__YOUR OBJECTIVE__
Treat the line containing "Transcribe this image's" as the first line and the final line of the material below as the last; reproduce that range exactly.

__INFORMATION SHOWN__
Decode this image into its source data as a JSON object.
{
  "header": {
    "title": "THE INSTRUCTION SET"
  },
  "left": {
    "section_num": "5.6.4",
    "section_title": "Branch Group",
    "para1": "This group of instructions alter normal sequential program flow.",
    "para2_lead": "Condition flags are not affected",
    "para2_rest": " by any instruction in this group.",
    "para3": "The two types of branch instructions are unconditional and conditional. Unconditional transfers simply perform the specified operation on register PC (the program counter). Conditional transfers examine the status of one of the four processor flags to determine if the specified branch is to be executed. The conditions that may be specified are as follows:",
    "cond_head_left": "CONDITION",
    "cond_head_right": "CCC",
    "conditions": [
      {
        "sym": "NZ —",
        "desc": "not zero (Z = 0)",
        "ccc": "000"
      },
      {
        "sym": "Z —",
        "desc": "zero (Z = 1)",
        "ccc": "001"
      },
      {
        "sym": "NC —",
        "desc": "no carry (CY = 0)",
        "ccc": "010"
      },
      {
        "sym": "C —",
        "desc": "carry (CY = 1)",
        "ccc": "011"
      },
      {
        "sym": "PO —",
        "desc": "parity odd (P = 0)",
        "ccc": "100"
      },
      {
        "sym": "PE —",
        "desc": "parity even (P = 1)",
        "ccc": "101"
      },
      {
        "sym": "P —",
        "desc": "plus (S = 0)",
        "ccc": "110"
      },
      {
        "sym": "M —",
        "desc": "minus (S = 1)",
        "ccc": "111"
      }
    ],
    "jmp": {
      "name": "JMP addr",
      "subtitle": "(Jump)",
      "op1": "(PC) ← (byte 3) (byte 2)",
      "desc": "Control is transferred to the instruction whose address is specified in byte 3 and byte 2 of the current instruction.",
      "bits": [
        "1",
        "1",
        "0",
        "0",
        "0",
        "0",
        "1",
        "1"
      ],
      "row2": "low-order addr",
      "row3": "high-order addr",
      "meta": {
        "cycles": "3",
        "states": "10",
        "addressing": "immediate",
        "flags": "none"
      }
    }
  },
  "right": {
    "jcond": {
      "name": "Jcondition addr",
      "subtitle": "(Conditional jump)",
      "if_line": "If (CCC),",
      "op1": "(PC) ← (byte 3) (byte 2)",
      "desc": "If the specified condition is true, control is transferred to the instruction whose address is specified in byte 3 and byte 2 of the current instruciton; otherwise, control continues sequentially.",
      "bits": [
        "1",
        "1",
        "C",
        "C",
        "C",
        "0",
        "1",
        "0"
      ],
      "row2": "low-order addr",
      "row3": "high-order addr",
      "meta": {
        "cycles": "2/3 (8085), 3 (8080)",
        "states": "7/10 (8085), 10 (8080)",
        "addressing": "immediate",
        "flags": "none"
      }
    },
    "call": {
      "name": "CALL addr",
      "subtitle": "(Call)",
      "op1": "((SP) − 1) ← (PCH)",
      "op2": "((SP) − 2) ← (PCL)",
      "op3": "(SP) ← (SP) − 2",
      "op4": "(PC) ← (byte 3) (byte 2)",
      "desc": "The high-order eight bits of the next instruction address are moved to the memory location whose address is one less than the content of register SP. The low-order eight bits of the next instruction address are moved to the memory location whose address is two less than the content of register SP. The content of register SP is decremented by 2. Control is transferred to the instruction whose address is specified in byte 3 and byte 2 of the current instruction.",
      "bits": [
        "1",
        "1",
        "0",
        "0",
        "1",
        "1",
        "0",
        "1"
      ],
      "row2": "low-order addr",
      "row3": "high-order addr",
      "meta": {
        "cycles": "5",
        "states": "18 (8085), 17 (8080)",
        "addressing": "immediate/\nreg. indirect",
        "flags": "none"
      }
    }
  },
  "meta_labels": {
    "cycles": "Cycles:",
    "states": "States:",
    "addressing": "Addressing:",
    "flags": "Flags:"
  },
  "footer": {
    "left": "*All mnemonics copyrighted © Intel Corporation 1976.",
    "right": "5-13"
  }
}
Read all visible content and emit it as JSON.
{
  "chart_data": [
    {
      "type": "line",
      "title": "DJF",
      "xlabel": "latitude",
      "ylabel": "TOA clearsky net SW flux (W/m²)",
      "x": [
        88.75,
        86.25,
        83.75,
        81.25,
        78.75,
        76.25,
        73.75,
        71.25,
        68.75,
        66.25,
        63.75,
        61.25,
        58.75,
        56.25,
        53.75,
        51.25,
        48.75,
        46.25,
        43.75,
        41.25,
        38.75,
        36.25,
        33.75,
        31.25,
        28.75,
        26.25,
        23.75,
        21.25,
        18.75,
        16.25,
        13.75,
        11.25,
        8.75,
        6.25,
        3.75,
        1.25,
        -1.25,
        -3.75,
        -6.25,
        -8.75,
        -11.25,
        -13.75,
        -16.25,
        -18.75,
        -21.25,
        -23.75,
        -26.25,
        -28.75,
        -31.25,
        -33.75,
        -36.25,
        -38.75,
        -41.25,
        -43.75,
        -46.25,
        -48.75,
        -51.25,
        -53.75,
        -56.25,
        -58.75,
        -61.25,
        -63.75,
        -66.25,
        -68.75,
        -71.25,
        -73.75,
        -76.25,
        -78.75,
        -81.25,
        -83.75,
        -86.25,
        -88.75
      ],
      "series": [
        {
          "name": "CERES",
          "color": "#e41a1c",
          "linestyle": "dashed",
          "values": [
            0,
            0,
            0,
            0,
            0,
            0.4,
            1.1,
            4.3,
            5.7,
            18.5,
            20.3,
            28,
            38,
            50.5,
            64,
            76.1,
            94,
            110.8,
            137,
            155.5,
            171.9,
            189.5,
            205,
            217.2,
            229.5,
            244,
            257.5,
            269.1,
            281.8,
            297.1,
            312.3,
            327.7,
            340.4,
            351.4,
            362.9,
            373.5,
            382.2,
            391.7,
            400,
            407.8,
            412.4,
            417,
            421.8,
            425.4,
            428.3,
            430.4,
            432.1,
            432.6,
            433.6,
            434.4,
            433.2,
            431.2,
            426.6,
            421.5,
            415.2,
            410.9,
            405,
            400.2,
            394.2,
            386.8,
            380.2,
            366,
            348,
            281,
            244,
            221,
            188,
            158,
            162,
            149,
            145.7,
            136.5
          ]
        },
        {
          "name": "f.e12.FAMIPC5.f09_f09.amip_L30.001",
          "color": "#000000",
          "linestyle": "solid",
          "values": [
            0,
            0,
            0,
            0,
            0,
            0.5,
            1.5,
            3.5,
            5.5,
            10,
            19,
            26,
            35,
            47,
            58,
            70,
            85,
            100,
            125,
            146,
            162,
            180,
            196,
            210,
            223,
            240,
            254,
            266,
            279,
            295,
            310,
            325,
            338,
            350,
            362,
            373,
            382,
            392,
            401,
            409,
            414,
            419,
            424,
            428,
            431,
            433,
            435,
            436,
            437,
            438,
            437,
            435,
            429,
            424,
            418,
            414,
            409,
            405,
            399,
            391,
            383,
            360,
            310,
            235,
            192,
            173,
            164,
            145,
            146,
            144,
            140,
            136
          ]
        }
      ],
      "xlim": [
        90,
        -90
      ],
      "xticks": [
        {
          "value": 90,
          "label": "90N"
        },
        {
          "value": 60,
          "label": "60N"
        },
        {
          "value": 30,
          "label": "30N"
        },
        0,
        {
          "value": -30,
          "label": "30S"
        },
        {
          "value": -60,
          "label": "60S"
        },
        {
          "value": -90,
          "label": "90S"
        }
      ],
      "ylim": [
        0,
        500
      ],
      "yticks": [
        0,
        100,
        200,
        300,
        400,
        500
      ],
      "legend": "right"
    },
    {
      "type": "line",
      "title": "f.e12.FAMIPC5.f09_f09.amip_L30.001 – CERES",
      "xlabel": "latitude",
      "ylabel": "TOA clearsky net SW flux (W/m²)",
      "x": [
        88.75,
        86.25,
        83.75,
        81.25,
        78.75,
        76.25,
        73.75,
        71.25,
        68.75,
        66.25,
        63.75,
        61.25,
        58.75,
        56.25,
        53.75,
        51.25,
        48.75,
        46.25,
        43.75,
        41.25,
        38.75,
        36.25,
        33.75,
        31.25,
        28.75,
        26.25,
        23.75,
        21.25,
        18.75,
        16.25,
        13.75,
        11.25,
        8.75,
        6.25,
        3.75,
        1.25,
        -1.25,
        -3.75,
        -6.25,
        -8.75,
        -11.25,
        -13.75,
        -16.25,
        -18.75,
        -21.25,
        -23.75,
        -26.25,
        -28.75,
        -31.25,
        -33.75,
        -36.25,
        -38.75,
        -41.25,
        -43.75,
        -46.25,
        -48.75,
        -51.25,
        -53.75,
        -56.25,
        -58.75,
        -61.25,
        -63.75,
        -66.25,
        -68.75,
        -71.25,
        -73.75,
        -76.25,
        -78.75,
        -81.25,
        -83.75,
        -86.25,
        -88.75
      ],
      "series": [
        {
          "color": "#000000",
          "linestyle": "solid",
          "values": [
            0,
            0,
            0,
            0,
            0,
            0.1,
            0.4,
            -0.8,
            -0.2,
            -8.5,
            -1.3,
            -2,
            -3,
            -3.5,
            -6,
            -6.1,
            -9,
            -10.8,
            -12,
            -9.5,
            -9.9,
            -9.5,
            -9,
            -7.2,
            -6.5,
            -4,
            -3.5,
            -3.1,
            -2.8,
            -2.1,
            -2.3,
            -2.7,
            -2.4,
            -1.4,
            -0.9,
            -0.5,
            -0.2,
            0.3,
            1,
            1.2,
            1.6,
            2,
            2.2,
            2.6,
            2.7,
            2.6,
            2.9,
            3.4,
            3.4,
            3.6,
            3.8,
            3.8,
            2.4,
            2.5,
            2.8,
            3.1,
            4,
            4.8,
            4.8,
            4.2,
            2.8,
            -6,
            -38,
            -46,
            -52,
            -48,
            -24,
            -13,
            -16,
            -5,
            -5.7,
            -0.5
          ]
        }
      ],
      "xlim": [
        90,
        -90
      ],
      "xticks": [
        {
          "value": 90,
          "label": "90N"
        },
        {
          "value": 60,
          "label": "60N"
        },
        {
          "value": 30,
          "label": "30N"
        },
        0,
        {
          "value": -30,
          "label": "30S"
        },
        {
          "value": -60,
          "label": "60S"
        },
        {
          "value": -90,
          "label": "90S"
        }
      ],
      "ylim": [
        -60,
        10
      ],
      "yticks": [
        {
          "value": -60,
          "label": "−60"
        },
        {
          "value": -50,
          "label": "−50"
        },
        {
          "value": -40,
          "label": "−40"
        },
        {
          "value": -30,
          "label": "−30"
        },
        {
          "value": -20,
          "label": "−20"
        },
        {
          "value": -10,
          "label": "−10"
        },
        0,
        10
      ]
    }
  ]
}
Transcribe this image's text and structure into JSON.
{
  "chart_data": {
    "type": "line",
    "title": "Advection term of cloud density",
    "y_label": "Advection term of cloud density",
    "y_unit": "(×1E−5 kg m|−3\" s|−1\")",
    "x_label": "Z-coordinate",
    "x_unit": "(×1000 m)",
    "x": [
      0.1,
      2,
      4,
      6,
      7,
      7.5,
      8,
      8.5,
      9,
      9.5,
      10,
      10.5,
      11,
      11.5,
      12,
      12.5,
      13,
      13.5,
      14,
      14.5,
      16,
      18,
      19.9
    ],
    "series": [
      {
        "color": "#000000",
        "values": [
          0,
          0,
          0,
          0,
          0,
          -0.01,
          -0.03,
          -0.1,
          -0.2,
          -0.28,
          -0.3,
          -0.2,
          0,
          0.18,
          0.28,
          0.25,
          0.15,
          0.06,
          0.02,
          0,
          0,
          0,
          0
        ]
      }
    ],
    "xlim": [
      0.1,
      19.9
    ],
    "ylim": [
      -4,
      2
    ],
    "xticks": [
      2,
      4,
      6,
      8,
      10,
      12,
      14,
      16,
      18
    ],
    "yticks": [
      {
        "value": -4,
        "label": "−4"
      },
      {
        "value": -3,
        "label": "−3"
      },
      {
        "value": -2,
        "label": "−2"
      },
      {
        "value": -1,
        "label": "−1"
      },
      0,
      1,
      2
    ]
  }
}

__RESULT FOR THIS TASK__
Transcribe this image's text and structure into JSON.
{
  "chart_data": {
    "type": "line",
    "title": "Advection term of cloud density",
    "y_label": "Advection term of cloud density",
    "y_unit": "(×1E−5 kg m|−3\" s|−1\")",
    "x_label": "Z-coordinate",
    "x_unit": "(×1000 m)",
    "x": [
      0.1,
      2,
      4,
      6,
      7,
      7.5,
      8,
      8.5,
      9,
      9.5,
      10,
      10.5,
      11,
      11.5,
      12,
      12.5,
      13,
      13.5,
      14,
      14.5,
      16,
      18,
      19.9
    ],
    "series": [
      {
        "color": "#000000",
        "values": [
          0,
          0,
          0,
          0,
          0,
          -0.01,
          -0.03,
          -0.1,
          -0.2,
          -0.28,
          -0.3,
          -0.2,
          0,
          0.18,
          0.28,
          0.25,
          0.15,
          0.06,
          0.02,
          0,
          0,
          0,
          0
        ]
      }
    ],
    "xlim": [
      0.1,
      19.9
    ],
    "ylim": [
      -4,
      2
    ],
    "xticks": [
      2,
      4,
      6,
      8,
      10,
      12,
      14,
      16,
      18
    ],
    "yticks": [
      {
        "value": -4,
        "label": "−4"
      },
      {
        "value": -3,
        "label": "−3"
      },
      {
        "value": -2,
        "label": "−2"
      },
      {
        "value": -1,
        "label": "−1"
      },
      0,
      1,
      2
    ]
  }
}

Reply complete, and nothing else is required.